▶ [Exercise] Carry on the mailing-list reply below about GNOME release notes and press coverage, starting right after its final sentence.

▶ [Reading text]
######
Re: Spreading the press release/release announcement and collecting press coverage
- From: Dave Neary <dneary free fr>
- To: Claus Schwarm <c schwarm gmx net>
- Cc: marketing-list gnome org
- Subject: Re: Spreading the press release/release announcement and collecting press coverage
- Date: Tue, 26 Sep 2006 14:24:03 +0200
Hi,
I'm feeling some aggression and defensiveness here which I'm going to
put down to cultural differences. I will say, though, that we all have a
part to play in improving things, and I think that this could have been
addressed better if I'd brought it up before the release (mea culpa).
Claus Schwarm a écrit :
However, my point was that such a page was planned; for the first time
in the history of GNOME release notes, AFAIK. In the old model of
concentrating on "user visible" stuff, performance improvements would
have gotten a paragraph, at best.
######
▶ [Records supplied]
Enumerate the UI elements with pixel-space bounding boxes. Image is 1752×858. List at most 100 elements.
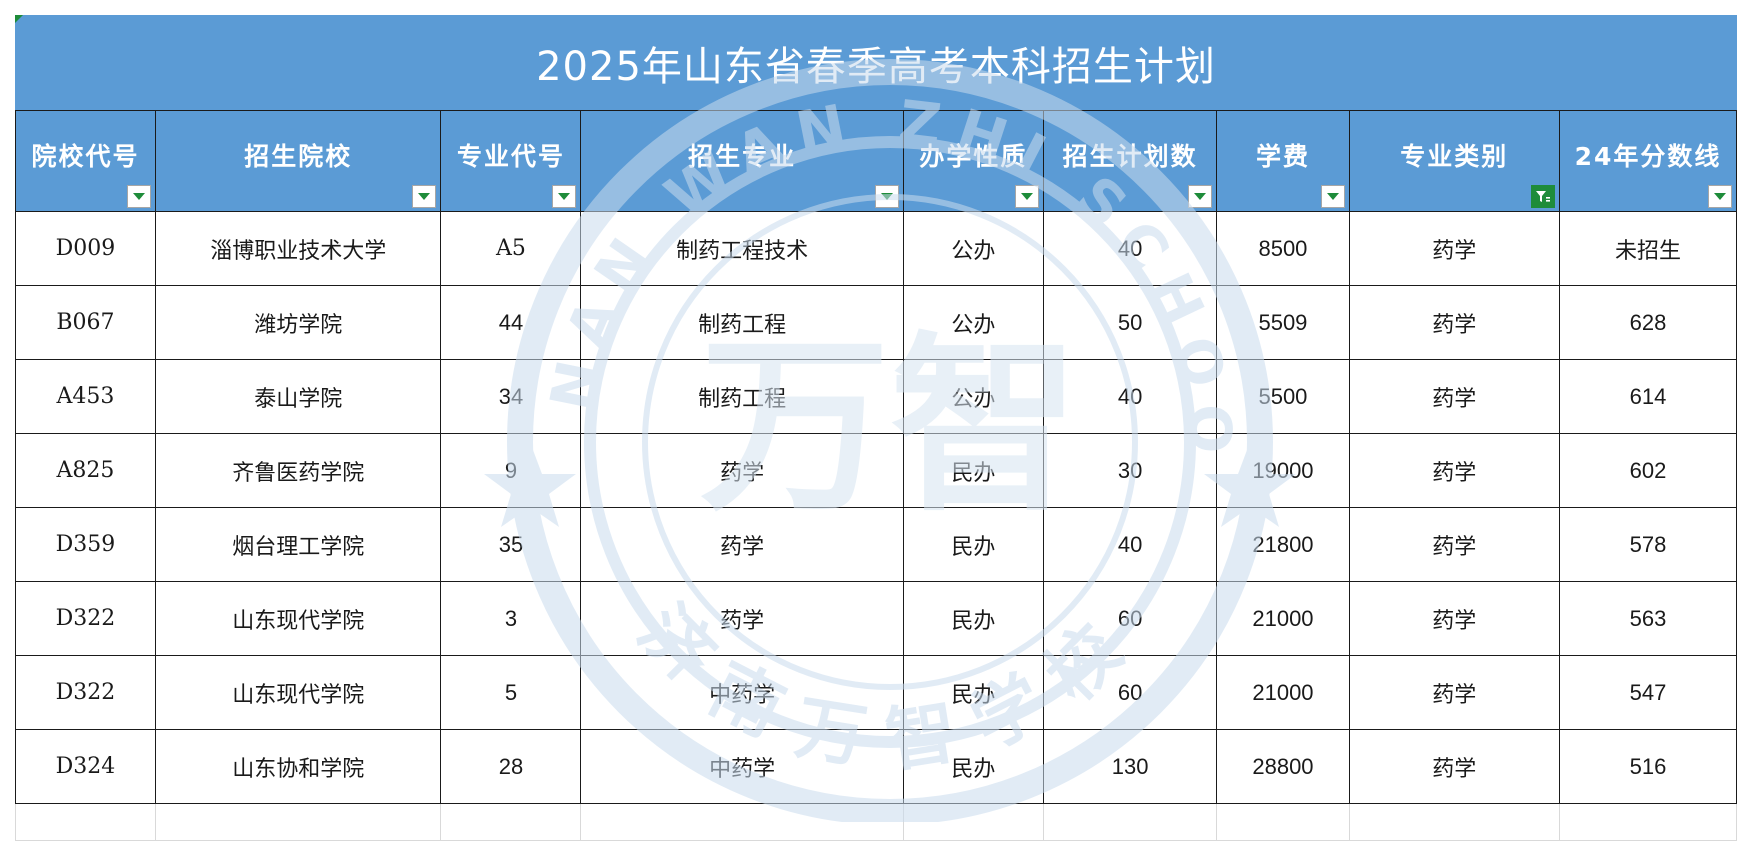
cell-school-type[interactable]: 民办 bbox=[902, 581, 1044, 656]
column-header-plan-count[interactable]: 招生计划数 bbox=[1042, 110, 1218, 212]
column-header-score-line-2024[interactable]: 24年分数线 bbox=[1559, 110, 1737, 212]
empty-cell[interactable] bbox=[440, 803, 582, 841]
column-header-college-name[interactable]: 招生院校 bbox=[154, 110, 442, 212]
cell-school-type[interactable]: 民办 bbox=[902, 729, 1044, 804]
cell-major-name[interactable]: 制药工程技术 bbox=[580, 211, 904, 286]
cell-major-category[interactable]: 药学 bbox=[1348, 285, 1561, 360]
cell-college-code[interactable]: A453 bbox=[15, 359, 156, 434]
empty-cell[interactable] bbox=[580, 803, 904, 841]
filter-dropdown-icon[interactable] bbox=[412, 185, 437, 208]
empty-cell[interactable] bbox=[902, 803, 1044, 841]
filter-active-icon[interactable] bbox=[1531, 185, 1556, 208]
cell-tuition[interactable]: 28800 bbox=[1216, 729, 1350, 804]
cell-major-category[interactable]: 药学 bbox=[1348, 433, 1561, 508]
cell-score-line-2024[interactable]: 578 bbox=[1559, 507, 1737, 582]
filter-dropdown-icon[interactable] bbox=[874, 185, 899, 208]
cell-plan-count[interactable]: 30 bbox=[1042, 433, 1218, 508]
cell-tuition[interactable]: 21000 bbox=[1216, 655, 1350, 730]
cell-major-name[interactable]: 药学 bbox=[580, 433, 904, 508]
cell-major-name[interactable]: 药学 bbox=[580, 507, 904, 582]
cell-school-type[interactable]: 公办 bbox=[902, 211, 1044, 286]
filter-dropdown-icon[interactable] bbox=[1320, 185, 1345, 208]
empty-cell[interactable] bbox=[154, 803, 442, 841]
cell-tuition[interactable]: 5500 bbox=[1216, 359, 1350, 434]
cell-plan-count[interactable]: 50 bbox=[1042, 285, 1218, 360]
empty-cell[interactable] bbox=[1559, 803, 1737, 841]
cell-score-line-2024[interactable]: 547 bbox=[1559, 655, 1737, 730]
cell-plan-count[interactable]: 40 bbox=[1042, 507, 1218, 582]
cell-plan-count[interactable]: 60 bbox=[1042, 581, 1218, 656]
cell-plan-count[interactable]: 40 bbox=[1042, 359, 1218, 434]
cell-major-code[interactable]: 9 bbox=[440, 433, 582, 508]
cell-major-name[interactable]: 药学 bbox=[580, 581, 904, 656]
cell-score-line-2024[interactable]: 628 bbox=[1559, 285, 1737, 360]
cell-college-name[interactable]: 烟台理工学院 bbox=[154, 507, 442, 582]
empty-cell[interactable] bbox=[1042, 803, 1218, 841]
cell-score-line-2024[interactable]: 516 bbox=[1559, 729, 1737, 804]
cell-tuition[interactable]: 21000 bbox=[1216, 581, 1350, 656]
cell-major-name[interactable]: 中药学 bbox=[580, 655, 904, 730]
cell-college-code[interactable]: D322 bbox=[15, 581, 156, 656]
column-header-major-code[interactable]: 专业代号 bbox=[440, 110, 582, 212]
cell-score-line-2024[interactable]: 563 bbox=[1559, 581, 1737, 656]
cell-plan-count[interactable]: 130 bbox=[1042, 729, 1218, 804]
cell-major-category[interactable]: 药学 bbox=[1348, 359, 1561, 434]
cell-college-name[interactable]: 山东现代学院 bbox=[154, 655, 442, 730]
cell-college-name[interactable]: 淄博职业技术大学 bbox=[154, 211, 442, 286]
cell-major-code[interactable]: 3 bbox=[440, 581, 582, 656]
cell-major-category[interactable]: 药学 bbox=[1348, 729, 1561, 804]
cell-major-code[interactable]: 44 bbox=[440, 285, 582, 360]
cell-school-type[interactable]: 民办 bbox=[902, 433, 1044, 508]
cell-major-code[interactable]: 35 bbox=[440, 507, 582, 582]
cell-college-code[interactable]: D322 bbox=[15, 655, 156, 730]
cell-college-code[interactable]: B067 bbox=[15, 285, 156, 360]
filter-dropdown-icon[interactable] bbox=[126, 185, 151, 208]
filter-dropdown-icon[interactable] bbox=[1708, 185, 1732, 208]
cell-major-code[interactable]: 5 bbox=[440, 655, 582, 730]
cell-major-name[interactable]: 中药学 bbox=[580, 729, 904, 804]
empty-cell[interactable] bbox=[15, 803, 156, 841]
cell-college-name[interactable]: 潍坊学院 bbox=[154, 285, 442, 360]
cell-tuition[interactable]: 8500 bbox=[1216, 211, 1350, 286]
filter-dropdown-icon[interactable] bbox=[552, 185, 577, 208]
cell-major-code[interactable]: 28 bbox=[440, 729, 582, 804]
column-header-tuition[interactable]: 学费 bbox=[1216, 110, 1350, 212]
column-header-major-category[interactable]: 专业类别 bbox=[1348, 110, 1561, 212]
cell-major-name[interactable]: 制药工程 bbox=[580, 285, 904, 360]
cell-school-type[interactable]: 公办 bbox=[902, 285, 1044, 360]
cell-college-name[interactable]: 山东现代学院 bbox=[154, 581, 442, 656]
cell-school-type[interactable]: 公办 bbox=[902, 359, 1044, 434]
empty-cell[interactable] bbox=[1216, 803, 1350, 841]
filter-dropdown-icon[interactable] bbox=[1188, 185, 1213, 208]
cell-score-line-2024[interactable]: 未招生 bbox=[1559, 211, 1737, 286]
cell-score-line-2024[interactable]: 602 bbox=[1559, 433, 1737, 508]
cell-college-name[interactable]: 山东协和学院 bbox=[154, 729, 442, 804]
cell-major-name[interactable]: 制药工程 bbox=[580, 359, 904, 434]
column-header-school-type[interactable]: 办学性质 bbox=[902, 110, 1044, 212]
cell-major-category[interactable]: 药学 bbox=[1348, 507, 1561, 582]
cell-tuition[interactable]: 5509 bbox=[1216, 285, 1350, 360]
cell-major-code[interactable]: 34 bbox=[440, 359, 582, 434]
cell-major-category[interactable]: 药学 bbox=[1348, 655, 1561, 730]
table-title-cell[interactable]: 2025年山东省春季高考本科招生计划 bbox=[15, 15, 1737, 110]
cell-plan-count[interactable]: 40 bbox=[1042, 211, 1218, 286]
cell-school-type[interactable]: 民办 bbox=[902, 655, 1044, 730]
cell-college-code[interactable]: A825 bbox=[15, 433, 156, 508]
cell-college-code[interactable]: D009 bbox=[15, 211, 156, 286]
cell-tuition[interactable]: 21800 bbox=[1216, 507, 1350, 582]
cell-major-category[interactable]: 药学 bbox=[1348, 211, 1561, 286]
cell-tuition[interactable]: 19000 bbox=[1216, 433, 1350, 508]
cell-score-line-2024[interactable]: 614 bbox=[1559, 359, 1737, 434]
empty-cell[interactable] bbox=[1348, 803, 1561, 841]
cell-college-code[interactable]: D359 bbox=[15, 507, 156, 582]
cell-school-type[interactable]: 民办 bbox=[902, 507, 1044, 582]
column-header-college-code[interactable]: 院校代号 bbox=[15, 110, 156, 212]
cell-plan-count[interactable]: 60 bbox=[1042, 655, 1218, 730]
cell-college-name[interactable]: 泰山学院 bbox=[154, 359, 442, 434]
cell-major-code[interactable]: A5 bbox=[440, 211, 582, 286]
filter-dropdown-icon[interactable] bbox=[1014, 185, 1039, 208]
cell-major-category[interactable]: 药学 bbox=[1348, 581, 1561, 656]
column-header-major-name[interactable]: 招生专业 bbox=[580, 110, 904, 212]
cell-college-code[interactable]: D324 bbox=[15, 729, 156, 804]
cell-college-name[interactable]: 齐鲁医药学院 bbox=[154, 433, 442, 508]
######
▶ [Response to the exercise]
There was a performance section for 2.12 too.
Btw, before you critize the user relevance you should have seen the
raw material. Also read the discussion about user relevance in
general, here on the list.
Sure - I also commented on the resulting text and suggested tying things
to user actions. Which I can't find in the archives...
There's a lot of stuff people talk about on pgo. What do you think?
That release notes writers have nothing better to do than taking notes
about stuff developers say somewhere on the Internet?
Well, it's my primary news source to know what application maintainers
are working on, and what is creating a buzz in our community. So yes, I
think it is important for people interested in promoting GNOME (and
particularly release notes writers) be aware of it.
There was a wiki page dedicated to list changes worth mentioning in the
release notes. In my book, if it wasn't mentioned on the wiki page, it
gets ignored -- especially if the job was agreed upon on bloody week
before deadline! Compare to feature request not made in bugzilla.
So? Did any of those guys you mentioned enter a description on the wiki
page? Not that I know.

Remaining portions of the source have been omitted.